[Figure collection entries]
(begin)

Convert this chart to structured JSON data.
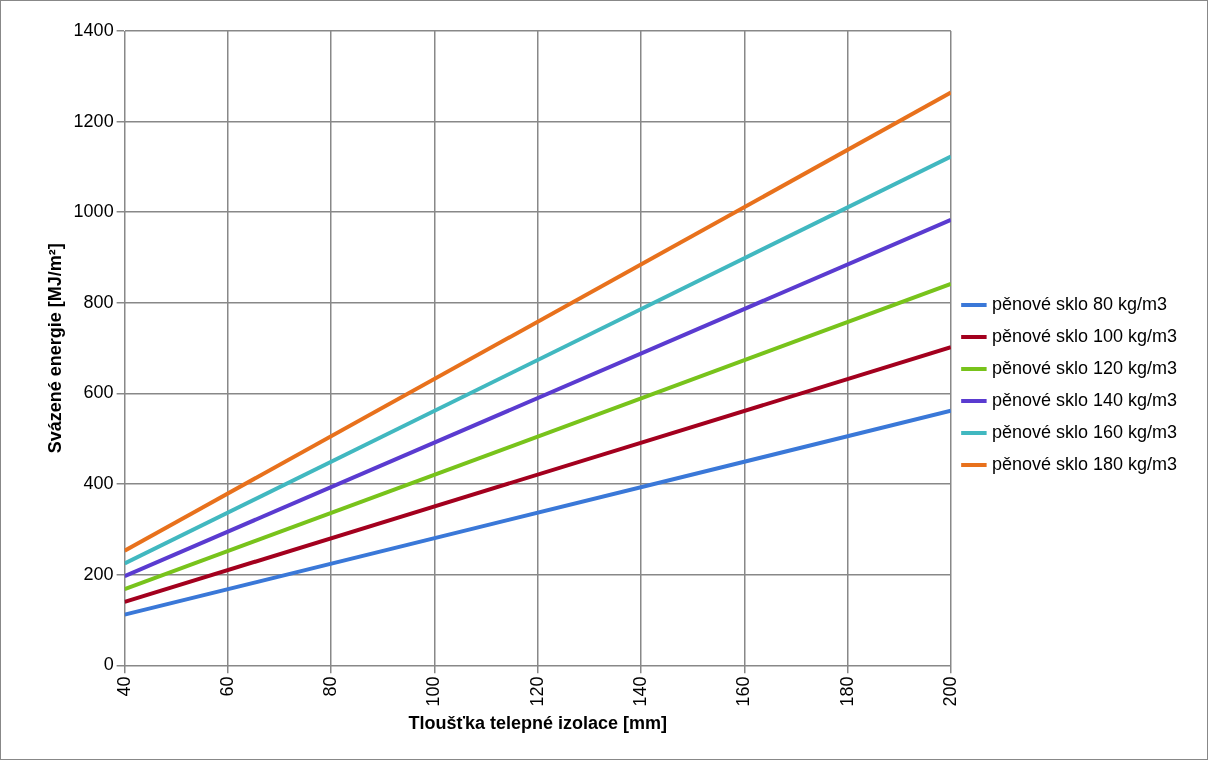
{
  "chart_data": {
    "type": "line",
    "xlabel": "Tloušťka telepné izolace [mm]",
    "ylabel": "Svázené energie [MJ/m²]",
    "x": [
      40,
      200
    ],
    "series": [
      {
        "name": "pěnové sklo 80 kg/m3",
        "color": "#3a78d8",
        "values": [
          112,
          562
        ]
      },
      {
        "name": "pěnové sklo 100 kg/m3",
        "color": "#a3001e",
        "values": [
          140,
          702
        ]
      },
      {
        "name": "pěnové sklo 120 kg/m3",
        "color": "#78c31b",
        "values": [
          168,
          842
        ]
      },
      {
        "name": "pěnové sklo 140 kg/m3",
        "color": "#5a3bd0",
        "values": [
          197,
          983
        ]
      },
      {
        "name": "pěnové sklo 160 kg/m3",
        "color": "#41b8c0",
        "values": [
          225,
          1123
        ]
      },
      {
        "name": "pěnové sklo 180 kg/m3",
        "color": "#e8711c",
        "values": [
          253,
          1264
        ]
      }
    ],
    "xlim": [
      40,
      200
    ],
    "xticks": [
      40,
      60,
      80,
      100,
      120,
      140,
      160,
      180,
      200
    ],
    "ylim": [
      0,
      1400
    ],
    "yticks": [
      0,
      200,
      400,
      600,
      800,
      1000,
      1200,
      1400
    ],
    "grid": true,
    "legend": "right"
  }
}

(end)

- **EXERCISE BRIEF**: Reproduce the records verbatim, omitting all images they contain.

- **ANSWER FOR THE TASK**:
Convert this chart to structured JSON data.
{
  "chart_data": {
    "type": "line",
    "xlabel": "Tloušťka telepné izolace [mm]",
    "ylabel": "Svázené energie [MJ/m²]",
    "x": [
      40,
      200
    ],
    "series": [
      {
        "name": "pěnové sklo 80 kg/m3",
        "color": "#3a78d8",
        "values": [
          112,
          562
        ]
      },
      {
        "name": "pěnové sklo 100 kg/m3",
        "color": "#a3001e",
        "values": [
          140,
          702
        ]
      },
      {
        "name": "pěnové sklo 120 kg/m3",
        "color": "#78c31b",
        "values": [
          168,
          842
        ]
      },
      {
        "name": "pěnové sklo 140 kg/m3",
        "color": "#5a3bd0",
        "values": [
          197,
          983
        ]
      },
      {
        "name": "pěnové sklo 160 kg/m3",
        "color": "#41b8c0",
        "values": [
          225,
          1123
        ]
      },
      {
        "name": "pěnové sklo 180 kg/m3",
        "color": "#e8711c",
        "values": [
          253,
          1264
        ]
      }
    ],
    "xlim": [
      40,
      200
    ],
    "xticks": [
      40,
      60,
      80,
      100,
      120,
      140,
      160,
      180,
      200
    ],
    "ylim": [
      0,
      1400
    ],
    "yticks": [
      0,
      200,
      400,
      600,
      800,
      1000,
      1200,
      1400
    ],
    "grid": true,
    "legend": "right"
  }
}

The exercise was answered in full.